__EXCERPTED DATA__.

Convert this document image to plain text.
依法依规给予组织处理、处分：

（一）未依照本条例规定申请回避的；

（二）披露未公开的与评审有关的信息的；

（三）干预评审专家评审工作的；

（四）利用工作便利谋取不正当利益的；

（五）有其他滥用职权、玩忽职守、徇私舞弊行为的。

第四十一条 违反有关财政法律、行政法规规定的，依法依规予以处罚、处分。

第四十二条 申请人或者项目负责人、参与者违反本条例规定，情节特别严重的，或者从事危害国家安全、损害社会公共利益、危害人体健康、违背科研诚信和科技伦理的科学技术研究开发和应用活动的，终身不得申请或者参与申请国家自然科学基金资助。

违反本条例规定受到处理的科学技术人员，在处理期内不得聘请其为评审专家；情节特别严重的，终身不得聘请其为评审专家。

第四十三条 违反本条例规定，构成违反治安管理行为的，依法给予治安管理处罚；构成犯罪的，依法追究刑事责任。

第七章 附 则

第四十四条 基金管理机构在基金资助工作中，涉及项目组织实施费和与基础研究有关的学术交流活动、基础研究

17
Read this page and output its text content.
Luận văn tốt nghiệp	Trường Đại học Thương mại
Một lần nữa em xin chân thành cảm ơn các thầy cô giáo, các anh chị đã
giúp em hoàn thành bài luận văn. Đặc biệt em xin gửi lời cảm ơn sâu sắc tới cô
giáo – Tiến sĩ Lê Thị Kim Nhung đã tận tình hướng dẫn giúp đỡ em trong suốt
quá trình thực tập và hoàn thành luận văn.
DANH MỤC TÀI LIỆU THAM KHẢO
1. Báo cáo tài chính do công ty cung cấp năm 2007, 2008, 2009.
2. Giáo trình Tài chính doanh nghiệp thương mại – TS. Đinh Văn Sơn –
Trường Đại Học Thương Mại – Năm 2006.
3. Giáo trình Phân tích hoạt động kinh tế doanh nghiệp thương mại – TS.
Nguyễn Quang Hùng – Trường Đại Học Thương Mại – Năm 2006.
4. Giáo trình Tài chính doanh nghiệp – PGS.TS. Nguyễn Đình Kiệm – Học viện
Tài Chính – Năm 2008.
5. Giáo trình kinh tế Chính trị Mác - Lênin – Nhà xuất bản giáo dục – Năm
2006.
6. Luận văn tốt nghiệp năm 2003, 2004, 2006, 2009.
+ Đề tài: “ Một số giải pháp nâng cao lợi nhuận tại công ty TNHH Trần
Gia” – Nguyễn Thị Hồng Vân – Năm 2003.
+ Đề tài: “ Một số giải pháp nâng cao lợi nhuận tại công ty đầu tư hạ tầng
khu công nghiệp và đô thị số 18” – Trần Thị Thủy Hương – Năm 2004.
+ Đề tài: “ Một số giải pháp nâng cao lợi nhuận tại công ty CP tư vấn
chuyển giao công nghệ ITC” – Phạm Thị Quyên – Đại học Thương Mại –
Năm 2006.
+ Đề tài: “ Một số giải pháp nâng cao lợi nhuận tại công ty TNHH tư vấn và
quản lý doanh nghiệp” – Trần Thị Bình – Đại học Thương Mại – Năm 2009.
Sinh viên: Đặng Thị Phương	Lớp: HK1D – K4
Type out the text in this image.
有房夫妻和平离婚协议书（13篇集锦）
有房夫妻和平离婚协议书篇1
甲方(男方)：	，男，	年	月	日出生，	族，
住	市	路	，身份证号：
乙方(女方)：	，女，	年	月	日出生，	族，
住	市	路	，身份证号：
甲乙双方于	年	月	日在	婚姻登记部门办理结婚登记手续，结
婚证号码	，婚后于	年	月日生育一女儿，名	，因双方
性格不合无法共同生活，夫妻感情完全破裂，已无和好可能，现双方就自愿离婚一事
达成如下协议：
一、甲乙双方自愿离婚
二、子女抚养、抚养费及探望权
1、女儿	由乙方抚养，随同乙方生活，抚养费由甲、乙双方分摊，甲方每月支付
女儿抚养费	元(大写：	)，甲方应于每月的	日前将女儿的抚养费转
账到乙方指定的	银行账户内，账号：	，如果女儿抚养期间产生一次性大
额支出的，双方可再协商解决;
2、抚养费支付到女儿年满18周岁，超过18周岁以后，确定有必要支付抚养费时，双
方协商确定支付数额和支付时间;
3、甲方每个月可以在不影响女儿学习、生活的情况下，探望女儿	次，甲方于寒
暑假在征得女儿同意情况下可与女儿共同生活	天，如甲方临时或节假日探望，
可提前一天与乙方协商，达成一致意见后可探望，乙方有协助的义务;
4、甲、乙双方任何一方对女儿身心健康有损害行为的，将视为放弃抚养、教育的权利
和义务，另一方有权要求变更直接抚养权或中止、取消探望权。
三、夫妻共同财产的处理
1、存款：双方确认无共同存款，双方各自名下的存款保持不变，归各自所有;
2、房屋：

__REQUIREMENTS__. All of the data needs to be printed once more, exactly.

__ANSWER IN FULL__.
Convert this document image to plain text.
依法依规给予组织处理、处分：

（一）未依照本条例规定申请回避的；

（二）披露未公开的与评审有关的信息的；

（三）干预评审专家评审工作的；

（四）利用工作便利谋取不正当利益的；

（五）有其他滥用职权、玩忽职守、徇私舞弊行为的。

第四十一条 违反有关财政法律、行政法规规定的，依法依规予以处罚、处分。

第四十二条 申请人或者项目负责人、参与者违反本条例规定，情节特别严重的，或者从事危害国家安全、损害社会公共利益、危害人体健康、违背科研诚信和科技伦理的科学技术研究开发和应用活动的，终身不得申请或者参与申请国家自然科学基金资助。

违反本条例规定受到处理的科学技术人员，在处理期内不得聘请其为评审专家；情节特别严重的，终身不得聘请其为评审专家。

第四十三条 违反本条例规定，构成违反治安管理行为的，依法给予治安管理处罚；构成犯罪的，依法追究刑事责任。

第七章 附 则

第四十四条 基金管理机构在基金资助工作中，涉及项目组织实施费和与基础研究有关的学术交流活动、基础研究

17
Read this page and output its text content.
Luận văn tốt nghiệp	Trường Đại học Thương mại
Một lần nữa em xin chân thành cảm ơn các thầy cô giáo, các anh chị đã
giúp em hoàn thành bài luận văn. Đặc biệt em xin gửi lời cảm ơn sâu sắc tới cô
giáo – Tiến sĩ Lê Thị Kim Nhung đã tận tình hướng dẫn giúp đỡ em trong suốt
quá trình thực tập và hoàn thành luận văn.
DANH MỤC TÀI LIỆU THAM KHẢO
1. Báo cáo tài chính do công ty cung cấp năm 2007, 2008, 2009.
2. Giáo trình Tài chính doanh nghiệp thương mại – TS. Đinh Văn Sơn –
Trường Đại Học Thương Mại – Năm 2006.
3. Giáo trình Phân tích hoạt động kinh tế doanh nghiệp thương mại – TS.
Nguyễn Quang Hùng – Trường Đại Học Thương Mại – Năm 2006.
4. Giáo trình Tài chính doanh nghiệp – PGS.TS. Nguyễn Đình Kiệm – Học viện
Tài Chính – Năm 2008.
5. Giáo trình kinh tế Chính trị Mác - Lênin – Nhà xuất bản giáo dục – Năm
2006.
6. Luận văn tốt nghiệp năm 2003, 2004, 2006, 2009.
+ Đề tài: “ Một số giải pháp nâng cao lợi nhuận tại công ty TNHH Trần
Gia” – Nguyễn Thị Hồng Vân – Năm 2003.
+ Đề tài: “ Một số giải pháp nâng cao lợi nhuận tại công ty đầu tư hạ tầng
khu công nghiệp và đô thị số 18” – Trần Thị Thủy Hương – Năm 2004.
+ Đề tài: “ Một số giải pháp nâng cao lợi nhuận tại công ty CP tư vấn
chuyển giao công nghệ ITC” – Phạm Thị Quyên – Đại học Thương Mại –
Năm 2006.
+ Đề tài: “ Một số giải pháp nâng cao lợi nhuận tại công ty TNHH tư vấn và
quản lý doanh nghiệp” – Trần Thị Bình – Đại học Thương Mại – Năm 2009.
Sinh viên: Đặng Thị Phương	Lớp: HK1D – K4
Type out the text in this image.
有房夫妻和平离婚协议书（13篇集锦）
有房夫妻和平离婚协议书篇1
甲方(男方)：	，男，	年	月	日出生，	族，
住	市	路	，身份证号：
乙方(女方)：	，女，	年	月	日出生，	族，
住	市	路	，身份证号：
甲乙双方于	年	月	日在	婚姻登记部门办理结婚登记手续，结
婚证号码	，婚后于	年	月日生育一女儿，名	，因双方
性格不合无法共同生活，夫妻感情完全破裂，已无和好可能，现双方就自愿离婚一事
达成如下协议：
一、甲乙双方自愿离婚
二、子女抚养、抚养费及探望权
1、女儿	由乙方抚养，随同乙方生活，抚养费由甲、乙双方分摊，甲方每月支付
女儿抚养费	元(大写：	)，甲方应于每月的	日前将女儿的抚养费转
账到乙方指定的	银行账户内，账号：	，如果女儿抚养期间产生一次性大
额支出的，双方可再协商解决;
2、抚养费支付到女儿年满18周岁，超过18周岁以后，确定有必要支付抚养费时，双
方协商确定支付数额和支付时间;
3、甲方每个月可以在不影响女儿学习、生活的情况下，探望女儿	次，甲方于寒
暑假在征得女儿同意情况下可与女儿共同生活	天，如甲方临时或节假日探望，
可提前一天与乙方协商，达成一致意见后可探望，乙方有协助的义务;
4、甲、乙双方任何一方对女儿身心健康有损害行为的，将视为放弃抚养、教育的权利
和义务，另一方有权要求变更直接抚养权或中止、取消探望权。
三、夫妻共同财产的处理
1、存款：双方确认无共同存款，双方各自名下的存款保持不变，归各自所有;
2、房屋：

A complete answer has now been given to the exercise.